▶ [Task objective] Extract the full set of records, then give each one again exactly.

▶

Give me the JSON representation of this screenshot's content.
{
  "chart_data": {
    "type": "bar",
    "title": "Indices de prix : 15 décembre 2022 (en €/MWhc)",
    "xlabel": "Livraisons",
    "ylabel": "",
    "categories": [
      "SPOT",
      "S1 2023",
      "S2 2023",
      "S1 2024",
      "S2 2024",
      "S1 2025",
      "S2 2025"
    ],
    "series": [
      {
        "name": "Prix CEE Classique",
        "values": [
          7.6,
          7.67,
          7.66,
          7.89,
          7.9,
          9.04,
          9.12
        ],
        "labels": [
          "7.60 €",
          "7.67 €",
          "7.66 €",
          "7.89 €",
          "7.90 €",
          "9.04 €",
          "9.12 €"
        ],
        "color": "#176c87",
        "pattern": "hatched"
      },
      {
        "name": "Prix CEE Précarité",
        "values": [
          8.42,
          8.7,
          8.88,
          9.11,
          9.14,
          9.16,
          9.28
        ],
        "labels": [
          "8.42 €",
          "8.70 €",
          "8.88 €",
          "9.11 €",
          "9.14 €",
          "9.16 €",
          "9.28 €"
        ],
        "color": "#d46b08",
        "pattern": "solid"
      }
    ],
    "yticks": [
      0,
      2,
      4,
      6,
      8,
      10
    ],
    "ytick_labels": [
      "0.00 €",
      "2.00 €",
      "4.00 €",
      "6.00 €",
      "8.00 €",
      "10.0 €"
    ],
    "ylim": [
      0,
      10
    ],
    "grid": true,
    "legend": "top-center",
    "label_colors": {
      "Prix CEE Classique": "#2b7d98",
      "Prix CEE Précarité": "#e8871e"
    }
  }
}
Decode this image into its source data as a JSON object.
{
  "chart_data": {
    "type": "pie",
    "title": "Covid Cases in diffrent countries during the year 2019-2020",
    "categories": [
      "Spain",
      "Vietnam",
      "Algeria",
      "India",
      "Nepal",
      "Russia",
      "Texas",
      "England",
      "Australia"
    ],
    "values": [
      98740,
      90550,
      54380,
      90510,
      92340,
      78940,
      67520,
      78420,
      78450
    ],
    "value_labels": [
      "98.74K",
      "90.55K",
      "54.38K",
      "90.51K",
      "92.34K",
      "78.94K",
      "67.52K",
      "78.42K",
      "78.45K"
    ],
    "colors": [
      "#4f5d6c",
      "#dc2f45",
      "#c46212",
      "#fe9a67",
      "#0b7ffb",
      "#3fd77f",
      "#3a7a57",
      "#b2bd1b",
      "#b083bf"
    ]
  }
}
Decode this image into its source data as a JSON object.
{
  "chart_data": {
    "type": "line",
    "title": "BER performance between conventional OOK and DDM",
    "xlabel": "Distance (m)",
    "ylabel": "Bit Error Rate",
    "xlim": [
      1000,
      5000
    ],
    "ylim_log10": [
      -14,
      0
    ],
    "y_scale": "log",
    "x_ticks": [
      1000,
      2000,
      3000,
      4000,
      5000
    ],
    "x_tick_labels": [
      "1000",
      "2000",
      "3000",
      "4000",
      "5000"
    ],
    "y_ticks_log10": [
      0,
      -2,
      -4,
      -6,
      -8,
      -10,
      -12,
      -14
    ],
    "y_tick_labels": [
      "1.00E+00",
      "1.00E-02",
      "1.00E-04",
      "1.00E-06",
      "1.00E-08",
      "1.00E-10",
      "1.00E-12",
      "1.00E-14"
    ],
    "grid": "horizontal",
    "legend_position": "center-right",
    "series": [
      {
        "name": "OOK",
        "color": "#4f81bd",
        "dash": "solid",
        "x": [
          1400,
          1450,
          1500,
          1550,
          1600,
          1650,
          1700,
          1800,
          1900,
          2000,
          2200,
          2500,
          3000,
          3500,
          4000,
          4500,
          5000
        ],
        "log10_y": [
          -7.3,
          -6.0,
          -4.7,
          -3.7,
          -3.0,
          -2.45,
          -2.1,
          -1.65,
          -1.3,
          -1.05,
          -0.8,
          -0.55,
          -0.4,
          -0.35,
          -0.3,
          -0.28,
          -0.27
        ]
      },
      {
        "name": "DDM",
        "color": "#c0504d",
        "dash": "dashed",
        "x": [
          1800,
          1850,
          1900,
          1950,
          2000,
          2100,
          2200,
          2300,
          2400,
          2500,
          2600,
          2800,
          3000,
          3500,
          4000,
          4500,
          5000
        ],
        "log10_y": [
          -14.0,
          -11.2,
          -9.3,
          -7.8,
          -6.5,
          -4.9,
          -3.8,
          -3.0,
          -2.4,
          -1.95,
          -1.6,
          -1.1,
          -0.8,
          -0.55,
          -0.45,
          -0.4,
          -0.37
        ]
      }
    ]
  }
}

◀

▶ [Task answer]
Give me the JSON representation of this screenshot's content.
{
  "chart_data": {
    "type": "bar",
    "title": "Indices de prix : 15 décembre 2022 (en €/MWhc)",
    "xlabel": "Livraisons",
    "ylabel": "",
    "categories": [
      "SPOT",
      "S1 2023",
      "S2 2023",
      "S1 2024",
      "S2 2024",
      "S1 2025",
      "S2 2025"
    ],
    "series": [
      {
        "name": "Prix CEE Classique",
        "values": [
          7.6,
          7.67,
          7.66,
          7.89,
          7.9,
          9.04,
          9.12
        ],
        "labels": [
          "7.60 €",
          "7.67 €",
          "7.66 €",
          "7.89 €",
          "7.90 €",
          "9.04 €",
          "9.12 €"
        ],
        "color": "#176c87",
        "pattern": "hatched"
      },
      {
        "name": "Prix CEE Précarité",
        "values": [
          8.42,
          8.7,
          8.88,
          9.11,
          9.14,
          9.16,
          9.28
        ],
        "labels": [
          "8.42 €",
          "8.70 €",
          "8.88 €",
          "9.11 €",
          "9.14 €",
          "9.16 €",
          "9.28 €"
        ],
        "color": "#d46b08",
        "pattern": "solid"
      }
    ],
    "yticks": [
      0,
      2,
      4,
      6,
      8,
      10
    ],
    "ytick_labels": [
      "0.00 €",
      "2.00 €",
      "4.00 €",
      "6.00 €",
      "8.00 €",
      "10.0 €"
    ],
    "ylim": [
      0,
      10
    ],
    "grid": true,
    "legend": "top-center",
    "label_colors": {
      "Prix CEE Classique": "#2b7d98",
      "Prix CEE Précarité": "#e8871e"
    }
  }
}
Decode this image into its source data as a JSON object.
{
  "chart_data": {
    "type": "pie",
    "title": "Covid Cases in diffrent countries during the year 2019-2020",
    "categories": [
      "Spain",
      "Vietnam",
      "Algeria",
      "India",
      "Nepal",
      "Russia",
      "Texas",
      "England",
      "Australia"
    ],
    "values": [
      98740,
      90550,
      54380,
      90510,
      92340,
      78940,
      67520,
      78420,
      78450
    ],
    "value_labels": [
      "98.74K",
      "90.55K",
      "54.38K",
      "90.51K",
      "92.34K",
      "78.94K",
      "67.52K",
      "78.42K",
      "78.45K"
    ],
    "colors": [
      "#4f5d6c",
      "#dc2f45",
      "#c46212",
      "#fe9a67",
      "#0b7ffb",
      "#3fd77f",
      "#3a7a57",
      "#b2bd1b",
      "#b083bf"
    ]
  }
}
Decode this image into its source data as a JSON object.
{
  "chart_data": {
    "type": "line",
    "title": "BER performance between conventional OOK and DDM",
    "xlabel": "Distance (m)",
    "ylabel": "Bit Error Rate",
    "xlim": [
      1000,
      5000
    ],
    "ylim_log10": [
      -14,
      0
    ],
    "y_scale": "log",
    "x_ticks": [
      1000,
      2000,
      3000,
      4000,
      5000
    ],
    "x_tick_labels": [
      "1000",
      "2000",
      "3000",
      "4000",
      "5000"
    ],
    "y_ticks_log10": [
      0,
      -2,
      -4,
      -6,
      -8,
      -10,
      -12,
      -14
    ],
    "y_tick_labels": [
      "1.00E+00",
      "1.00E-02",
      "1.00E-04",
      "1.00E-06",
      "1.00E-08",
      "1.00E-10",
      "1.00E-12",
      "1.00E-14"
    ],
    "grid": "horizontal",
    "legend_position": "center-right",
    "series": [
      {
        "name": "OOK",
        "color": "#4f81bd",
        "dash": "solid",
        "x": [
          1400,
          1450,
          1500,
          1550,
          1600,
          1650,
          1700,
          1800,
          1900,
          2000,
          2200,
          2500,
          3000,
          3500,
          4000,
          4500,
          5000
        ],
        "log10_y": [
          -7.3,
          -6.0,
          -4.7,
          -3.7,
          -3.0,
          -2.45,
          -2.1,
          -1.65,
          -1.3,
          -1.05,
          -0.8,
          -0.55,
          -0.4,
          -0.35,
          -0.3,
          -0.28,
          -0.27
        ]
      },
      {
        "name": "DDM",
        "color": "#c0504d",
        "dash": "dashed",
        "x": [
          1800,
          1850,
          1900,
          1950,
          2000,
          2100,
          2200,
          2300,
          2400,
          2500,
          2600,
          2800,
          3000,
          3500,
          4000,
          4500,
          5000
        ],
        "log10_y": [
          -14.0,
          -11.2,
          -9.3,
          -7.8,
          -6.5,
          -4.9,
          -3.8,
          -3.0,
          -2.4,
          -1.95,
          -1.6,
          -1.1,
          -0.8,
          -0.55,
          -0.45,
          -0.4,
          -0.37
        ]
      }
    ]
  }
}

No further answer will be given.